Copy out the listing exactly.

[RECORD EXCERPTS]:
········
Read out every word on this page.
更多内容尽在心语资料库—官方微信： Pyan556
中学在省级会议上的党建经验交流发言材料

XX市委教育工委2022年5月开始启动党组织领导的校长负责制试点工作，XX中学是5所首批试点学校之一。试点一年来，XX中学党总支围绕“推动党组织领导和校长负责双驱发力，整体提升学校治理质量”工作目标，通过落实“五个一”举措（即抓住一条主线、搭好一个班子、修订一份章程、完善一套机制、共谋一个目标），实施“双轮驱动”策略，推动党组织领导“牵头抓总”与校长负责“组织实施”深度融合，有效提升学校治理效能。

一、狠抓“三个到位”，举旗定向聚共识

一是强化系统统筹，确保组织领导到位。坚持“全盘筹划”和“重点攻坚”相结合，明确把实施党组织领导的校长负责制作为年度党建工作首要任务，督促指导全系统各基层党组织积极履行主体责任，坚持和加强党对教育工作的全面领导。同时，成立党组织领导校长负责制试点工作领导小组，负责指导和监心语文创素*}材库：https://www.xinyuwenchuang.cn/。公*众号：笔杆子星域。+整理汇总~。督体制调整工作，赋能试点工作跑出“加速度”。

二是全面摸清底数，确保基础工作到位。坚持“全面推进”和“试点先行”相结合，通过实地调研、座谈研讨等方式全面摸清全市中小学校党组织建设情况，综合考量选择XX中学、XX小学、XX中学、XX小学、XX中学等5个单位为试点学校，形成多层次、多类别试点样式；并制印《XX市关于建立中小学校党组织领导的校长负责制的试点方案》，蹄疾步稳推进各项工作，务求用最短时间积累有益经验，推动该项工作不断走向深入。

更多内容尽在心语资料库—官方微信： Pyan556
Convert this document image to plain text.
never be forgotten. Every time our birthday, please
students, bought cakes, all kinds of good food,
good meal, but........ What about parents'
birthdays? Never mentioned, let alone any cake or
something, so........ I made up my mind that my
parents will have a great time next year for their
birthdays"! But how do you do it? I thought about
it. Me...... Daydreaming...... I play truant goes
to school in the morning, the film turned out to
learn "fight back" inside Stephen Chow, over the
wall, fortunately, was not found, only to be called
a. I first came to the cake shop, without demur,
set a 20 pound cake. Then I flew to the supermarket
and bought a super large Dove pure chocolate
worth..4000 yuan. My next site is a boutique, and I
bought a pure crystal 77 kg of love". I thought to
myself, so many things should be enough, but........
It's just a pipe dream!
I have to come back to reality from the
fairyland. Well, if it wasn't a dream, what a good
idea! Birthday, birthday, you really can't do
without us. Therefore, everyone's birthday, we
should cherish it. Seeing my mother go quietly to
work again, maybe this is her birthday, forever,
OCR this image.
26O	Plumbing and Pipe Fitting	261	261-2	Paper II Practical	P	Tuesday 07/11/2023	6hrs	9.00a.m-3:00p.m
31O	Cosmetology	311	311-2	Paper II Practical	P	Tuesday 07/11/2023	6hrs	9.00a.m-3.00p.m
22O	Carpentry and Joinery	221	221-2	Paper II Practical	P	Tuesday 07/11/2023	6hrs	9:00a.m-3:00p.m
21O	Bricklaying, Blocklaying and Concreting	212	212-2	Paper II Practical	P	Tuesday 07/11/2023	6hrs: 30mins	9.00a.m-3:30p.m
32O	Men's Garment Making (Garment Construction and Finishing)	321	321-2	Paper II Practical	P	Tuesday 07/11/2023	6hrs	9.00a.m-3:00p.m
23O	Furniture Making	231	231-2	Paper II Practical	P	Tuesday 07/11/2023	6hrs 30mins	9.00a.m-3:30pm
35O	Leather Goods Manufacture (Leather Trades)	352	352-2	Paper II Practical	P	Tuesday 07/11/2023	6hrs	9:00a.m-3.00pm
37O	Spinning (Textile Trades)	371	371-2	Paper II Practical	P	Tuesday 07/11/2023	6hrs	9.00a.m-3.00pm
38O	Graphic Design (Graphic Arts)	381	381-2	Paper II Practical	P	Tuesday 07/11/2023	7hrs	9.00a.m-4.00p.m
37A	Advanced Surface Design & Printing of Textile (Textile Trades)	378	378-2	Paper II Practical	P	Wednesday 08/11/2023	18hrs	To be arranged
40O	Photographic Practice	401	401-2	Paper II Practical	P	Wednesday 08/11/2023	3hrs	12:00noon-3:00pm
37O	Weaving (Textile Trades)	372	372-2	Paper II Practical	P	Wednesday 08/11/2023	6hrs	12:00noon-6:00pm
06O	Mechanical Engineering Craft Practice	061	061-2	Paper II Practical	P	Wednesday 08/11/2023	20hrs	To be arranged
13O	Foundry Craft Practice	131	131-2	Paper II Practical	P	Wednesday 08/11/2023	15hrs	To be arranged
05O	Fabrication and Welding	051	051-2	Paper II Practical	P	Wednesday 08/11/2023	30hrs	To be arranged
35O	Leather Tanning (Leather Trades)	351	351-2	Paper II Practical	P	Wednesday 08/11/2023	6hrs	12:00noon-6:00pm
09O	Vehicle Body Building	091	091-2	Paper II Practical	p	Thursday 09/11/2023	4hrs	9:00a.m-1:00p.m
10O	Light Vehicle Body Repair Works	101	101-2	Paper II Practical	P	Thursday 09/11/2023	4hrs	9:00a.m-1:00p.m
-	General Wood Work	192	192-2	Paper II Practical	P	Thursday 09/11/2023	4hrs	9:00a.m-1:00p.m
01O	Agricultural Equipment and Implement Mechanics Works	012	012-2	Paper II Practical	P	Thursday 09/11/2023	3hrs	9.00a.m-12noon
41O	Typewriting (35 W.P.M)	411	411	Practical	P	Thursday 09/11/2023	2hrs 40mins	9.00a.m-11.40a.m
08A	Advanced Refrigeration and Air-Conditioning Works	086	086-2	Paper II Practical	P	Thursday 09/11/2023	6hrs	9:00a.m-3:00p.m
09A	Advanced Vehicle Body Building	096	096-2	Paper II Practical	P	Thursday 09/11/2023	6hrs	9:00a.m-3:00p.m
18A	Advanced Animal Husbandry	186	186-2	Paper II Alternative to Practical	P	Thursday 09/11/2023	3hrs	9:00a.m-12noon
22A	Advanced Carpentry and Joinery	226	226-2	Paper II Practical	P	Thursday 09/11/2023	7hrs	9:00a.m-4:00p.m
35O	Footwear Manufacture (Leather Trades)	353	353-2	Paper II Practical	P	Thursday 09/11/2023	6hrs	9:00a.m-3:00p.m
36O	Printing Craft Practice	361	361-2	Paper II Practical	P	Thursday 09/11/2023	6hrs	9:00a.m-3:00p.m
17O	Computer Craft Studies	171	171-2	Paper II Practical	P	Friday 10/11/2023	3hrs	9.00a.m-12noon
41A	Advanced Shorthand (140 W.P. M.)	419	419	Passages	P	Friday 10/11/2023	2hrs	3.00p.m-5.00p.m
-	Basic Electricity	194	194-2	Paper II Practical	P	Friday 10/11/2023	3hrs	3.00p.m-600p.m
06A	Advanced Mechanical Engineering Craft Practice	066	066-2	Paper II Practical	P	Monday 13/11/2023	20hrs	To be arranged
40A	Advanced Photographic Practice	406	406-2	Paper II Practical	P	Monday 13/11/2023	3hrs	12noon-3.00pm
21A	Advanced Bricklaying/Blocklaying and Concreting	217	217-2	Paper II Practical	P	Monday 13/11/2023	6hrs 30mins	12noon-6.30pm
········
[EXERCISE RESPONSE]:
Read out every word on this page.
更多内容尽在心语资料库—官方微信： Pyan556
中学在省级会议上的党建经验交流发言材料

XX市委教育工委2022年5月开始启动党组织领导的校长负责制试点工作，XX中学是5所首批试点学校之一。试点一年来，XX中学党总支围绕“推动党组织领导和校长负责双驱发力，整体提升学校治理质量”工作目标，通过落实“五个一”举措（即抓住一条主线、搭好一个班子、修订一份章程、完善一套机制、共谋一个目标），实施“双轮驱动”策略，推动党组织领导“牵头抓总”与校长负责“组织实施”深度融合，有效提升学校治理效能。

一、狠抓“三个到位”，举旗定向聚共识

一是强化系统统筹，确保组织领导到位。坚持“全盘筹划”和“重点攻坚”相结合，明确把实施党组织领导的校长负责制作为年度党建工作首要任务，督促指导全系统各基层党组织积极履行主体责任，坚持和加强党对教育工作的全面领导。同时，成立党组织领导校长负责制试点工作领导小组，负责指导和监心语文创素*}材库：https://www.xinyuwenchuang.cn/。公*众号：笔杆子星域。+整理汇总~。督体制调整工作，赋能试点工作跑出“加速度”。

二是全面摸清底数，确保基础工作到位。坚持“全面推进”和“试点先行”相结合，通过实地调研、座谈研讨等方式全面摸清全市中小学校党组织建设情况，综合考量选择XX中学、XX小学、XX中学、XX小学、XX中学等5个单位为试点学校，形成多层次、多类别试点样式；并制印《XX市关于建立中小学校党组织领导的校长负责制的试点方案》，蹄疾步稳推进各项工作，务求用最短时间积累有益经验，推动该项工作不断走向深入。

更多内容尽在心语资料库—官方微信： Pyan556
Convert this document image to plain text.
never be forgotten. Every time our birthday, please
students, bought cakes, all kinds of good food,
good meal, but........ What about parents'
birthdays? Never mentioned, let alone any cake or
something, so........ I made up my mind that my
parents will have a great time next year for their
birthdays"! But how do you do it? I thought about
it. Me...... Daydreaming...... I play truant goes
to school in the morning, the film turned out to
learn "fight back" inside Stephen Chow, over the
wall, fortunately, was not found, only to be called
a. I first came to the cake shop, without demur,
set a 20 pound cake. Then I flew to the supermarket
and bought a super large Dove pure chocolate
worth..4000 yuan. My next site is a boutique, and I
bought a pure crystal 77 kg of love". I thought to
myself, so many things should be enough, but........
It's just a pipe dream!
I have to come back to reality from the
fairyland. Well, if it wasn't a dream, what a good
idea! Birthday, birthday, you really can't do
without us. Therefore, everyone's birthday, we
should cherish it. Seeing my mother go quietly to
work again, maybe this is her birthday, forever,
OCR this image.
26O	Plumbing and Pipe Fitting	261	261-2	Paper II Practical	P	Tuesday 07/11/2023	6hrs	9.00a.m-3:00p.m
31O	Cosmetology	311	311-2	Paper II Practical	P	Tuesday 07/11/2023	6hrs	9.00a.m-3.00p.m
22O	Carpentry and Joinery	221	221-2	Paper II Practical	P	Tuesday 07/11/2023	6hrs	9:00a.m-3:00p.m
21O	Bricklaying, Blocklaying and Concreting	212	212-2	Paper II Practical	P	Tuesday 07/11/2023	6hrs: 30mins	9.00a.m-3:30p.m
32O	Men's Garment Making (Garment Construction and Finishing)	321	321-2	Paper II Practical	P	Tuesday 07/11/2023	6hrs	9.00a.m-3:00p.m
23O	Furniture Making	231	231-2	Paper II Practical	P	Tuesday 07/11/2023	6hrs 30mins	9.00a.m-3:30pm
35O	Leather Goods Manufacture (Leather Trades)	352	352-2	Paper II Practical	P	Tuesday 07/11/2023	6hrs	9:00a.m-3.00pm
37O	Spinning (Textile Trades)	371	371-2	Paper II Practical	P	Tuesday 07/11/2023	6hrs	9.00a.m-3.00pm
38O	Graphic Design (Graphic Arts)	381	381-2	Paper II Practical	P	Tuesday 07/11/2023	7hrs	9.00a.m-4.00p.m
37A	Advanced Surface Design & Printing of Textile (Textile Trades)	378	378-2	Paper II Practical	P	Wednesday 08/11/2023	18hrs	To be arranged
40O	Photographic Practice	401	401-2	Paper II Practical	P	Wednesday 08/11/2023	3hrs	12:00noon-3:00pm
37O	Weaving (Textile Trades)	372	372-2	Paper II Practical	P	Wednesday 08/11/2023	6hrs	12:00noon-6:00pm
06O	Mechanical Engineering Craft Practice	061	061-2	Paper II Practical	P	Wednesday 08/11/2023	20hrs	To be arranged
13O	Foundry Craft Practice	131	131-2	Paper II Practical	P	Wednesday 08/11/2023	15hrs	To be arranged
05O	Fabrication and Welding	051	051-2	Paper II Practical	P	Wednesday 08/11/2023	30hrs	To be arranged
35O	Leather Tanning (Leather Trades)	351	351-2	Paper II Practical	P	Wednesday 08/11/2023	6hrs	12:00noon-6:00pm
09O	Vehicle Body Building	091	091-2	Paper II Practical	p	Thursday 09/11/2023	4hrs	9:00a.m-1:00p.m
10O	Light Vehicle Body Repair Works	101	101-2	Paper II Practical	P	Thursday 09/11/2023	4hrs	9:00a.m-1:00p.m
-	General Wood Work	192	192-2	Paper II Practical	P	Thursday 09/11/2023	4hrs	9:00a.m-1:00p.m
01O	Agricultural Equipment and Implement Mechanics Works	012	012-2	Paper II Practical	P	Thursday 09/11/2023	3hrs	9.00a.m-12noon
41O	Typewriting (35 W.P.M)	411	411	Practical	P	Thursday 09/11/2023	2hrs 40mins	9.00a.m-11.40a.m
08A	Advanced Refrigeration and Air-Conditioning Works	086	086-2	Paper II Practical	P	Thursday 09/11/2023	6hrs	9:00a.m-3:00p.m
09A	Advanced Vehicle Body Building	096	096-2	Paper II Practical	P	Thursday 09/11/2023	6hrs	9:00a.m-3:00p.m
18A	Advanced Animal Husbandry	186	186-2	Paper II Alternative to Practical	P	Thursday 09/11/2023	3hrs	9:00a.m-12noon
22A	Advanced Carpentry and Joinery	226	226-2	Paper II Practical	P	Thursday 09/11/2023	7hrs	9:00a.m-4:00p.m
35O	Footwear Manufacture (Leather Trades)	353	353-2	Paper II Practical	P	Thursday 09/11/2023	6hrs	9:00a.m-3:00p.m
36O	Printing Craft Practice	361	361-2	Paper II Practical	P	Thursday 09/11/2023	6hrs	9:00a.m-3:00p.m
17O	Computer Craft Studies	171	171-2	Paper II Practical	P	Friday 10/11/2023	3hrs	9.00a.m-12noon
41A	Advanced Shorthand (140 W.P. M.)	419	419	Passages	P	Friday 10/11/2023	2hrs	3.00p.m-5.00p.m
-	Basic Electricity	194	194-2	Paper II Practical	P	Friday 10/11/2023	3hrs	3.00p.m-600p.m
06A	Advanced Mechanical Engineering Craft Practice	066	066-2	Paper II Practical	P	Monday 13/11/2023	20hrs	To be arranged
40A	Advanced Photographic Practice	406	406-2	Paper II Practical	P	Monday 13/11/2023	3hrs	12noon-3.00pm
21A	Advanced Bricklaying/Blocklaying and Concreting	217	217-2	Paper II Practical	P	Monday 13/11/2023	6hrs 30mins	12noon-6.30pm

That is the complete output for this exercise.